◆ EXTRACTED INFORMATION
+++
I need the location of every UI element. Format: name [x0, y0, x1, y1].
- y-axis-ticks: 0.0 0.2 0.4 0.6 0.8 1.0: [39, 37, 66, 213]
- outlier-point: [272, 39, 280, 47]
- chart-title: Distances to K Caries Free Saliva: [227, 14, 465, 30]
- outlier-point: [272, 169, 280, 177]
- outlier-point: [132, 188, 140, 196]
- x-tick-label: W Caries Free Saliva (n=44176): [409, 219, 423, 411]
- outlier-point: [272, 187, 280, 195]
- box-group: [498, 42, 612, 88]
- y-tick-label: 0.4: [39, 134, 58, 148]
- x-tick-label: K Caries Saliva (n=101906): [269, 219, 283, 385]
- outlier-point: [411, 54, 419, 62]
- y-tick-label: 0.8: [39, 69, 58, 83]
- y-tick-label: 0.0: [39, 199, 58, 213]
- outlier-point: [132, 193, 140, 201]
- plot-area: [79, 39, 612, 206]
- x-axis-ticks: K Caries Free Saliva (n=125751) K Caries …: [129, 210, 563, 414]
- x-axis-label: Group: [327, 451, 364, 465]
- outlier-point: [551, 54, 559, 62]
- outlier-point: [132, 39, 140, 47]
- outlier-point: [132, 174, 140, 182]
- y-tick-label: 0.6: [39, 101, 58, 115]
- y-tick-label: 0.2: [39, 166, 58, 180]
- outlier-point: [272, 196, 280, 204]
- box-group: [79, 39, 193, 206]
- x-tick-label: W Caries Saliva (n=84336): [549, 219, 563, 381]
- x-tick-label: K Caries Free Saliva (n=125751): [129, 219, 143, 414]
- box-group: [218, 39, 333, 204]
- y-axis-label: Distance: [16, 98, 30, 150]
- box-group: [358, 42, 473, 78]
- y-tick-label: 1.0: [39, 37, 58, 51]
+++
◆ WHAT THE TASK ASKS
Pull out every line above that contains the string "axis". Case counts.

◆ TASK SOLUTION
- y-axis-ticks: 0.0 0.2 0.4 0.6 0.8 1.0: [39, 37, 66, 213]
- x-axis-ticks: K Caries Free Saliva (n=125751) K Caries …: [129, 210, 563, 414]
- x-axis-label: Group: [327, 451, 364, 465]
- y-axis-label: Distance: [16, 98, 30, 150]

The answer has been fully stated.